Entries taken from a collection:
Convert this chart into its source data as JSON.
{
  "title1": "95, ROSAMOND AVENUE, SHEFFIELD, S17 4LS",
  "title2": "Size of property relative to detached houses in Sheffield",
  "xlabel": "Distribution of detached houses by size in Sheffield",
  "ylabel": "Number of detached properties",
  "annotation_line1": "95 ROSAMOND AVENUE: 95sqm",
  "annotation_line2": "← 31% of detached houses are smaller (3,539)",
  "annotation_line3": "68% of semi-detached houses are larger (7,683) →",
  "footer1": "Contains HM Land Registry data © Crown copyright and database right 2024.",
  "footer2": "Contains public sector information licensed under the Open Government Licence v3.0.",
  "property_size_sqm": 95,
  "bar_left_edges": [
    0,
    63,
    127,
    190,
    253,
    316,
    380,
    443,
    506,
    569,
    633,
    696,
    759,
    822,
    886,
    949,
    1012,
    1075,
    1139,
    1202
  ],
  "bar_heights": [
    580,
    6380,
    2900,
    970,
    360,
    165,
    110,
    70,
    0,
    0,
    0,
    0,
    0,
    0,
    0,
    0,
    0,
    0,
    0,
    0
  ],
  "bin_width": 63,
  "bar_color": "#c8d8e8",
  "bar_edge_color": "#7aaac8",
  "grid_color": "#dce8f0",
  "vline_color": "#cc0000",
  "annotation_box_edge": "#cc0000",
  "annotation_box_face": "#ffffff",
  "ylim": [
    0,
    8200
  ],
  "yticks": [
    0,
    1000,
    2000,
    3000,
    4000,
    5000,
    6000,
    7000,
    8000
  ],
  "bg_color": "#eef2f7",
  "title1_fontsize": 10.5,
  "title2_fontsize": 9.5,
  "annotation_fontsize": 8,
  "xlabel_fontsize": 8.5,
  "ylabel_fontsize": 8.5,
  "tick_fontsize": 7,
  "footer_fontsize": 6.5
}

__EXERCISE TASK__
Set down all of the data above, word for word.

__OUTPUT OF THE TASK__
Convert this chart into its source data as JSON.
{
  "title1": "95, ROSAMOND AVENUE, SHEFFIELD, S17 4LS",
  "title2": "Size of property relative to detached houses in Sheffield",
  "xlabel": "Distribution of detached houses by size in Sheffield",
  "ylabel": "Number of detached properties",
  "annotation_line1": "95 ROSAMOND AVENUE: 95sqm",
  "annotation_line2": "← 31% of detached houses are smaller (3,539)",
  "annotation_line3": "68% of semi-detached houses are larger (7,683) →",
  "footer1": "Contains HM Land Registry data © Crown copyright and database right 2024.",
  "footer2": "Contains public sector information licensed under the Open Government Licence v3.0.",
  "property_size_sqm": 95,
  "bar_left_edges": [
    0,
    63,
    127,
    190,
    253,
    316,
    380,
    443,
    506,
    569,
    633,
    696,
    759,
    822,
    886,
    949,
    1012,
    1075,
    1139,
    1202
  ],
  "bar_heights": [
    580,
    6380,
    2900,
    970,
    360,
    165,
    110,
    70,
    0,
    0,
    0,
    0,
    0,
    0,
    0,
    0,
    0,
    0,
    0,
    0
  ],
  "bin_width": 63,
  "bar_color": "#c8d8e8",
  "bar_edge_color": "#7aaac8",
  "grid_color": "#dce8f0",
  "vline_color": "#cc0000",
  "annotation_box_edge": "#cc0000",
  "annotation_box_face": "#ffffff",
  "ylim": [
    0,
    8200
  ],
  "yticks": [
    0,
    1000,
    2000,
    3000,
    4000,
    5000,
    6000,
    7000,
    8000
  ],
  "bg_color": "#eef2f7",
  "title1_fontsize": 10.5,
  "title2_fontsize": 9.5,
  "annotation_fontsize": 8,
  "xlabel_fontsize": 8.5,
  "ylabel_fontsize": 8.5,
  "tick_fontsize": 7,
  "footer_fontsize": 6.5
}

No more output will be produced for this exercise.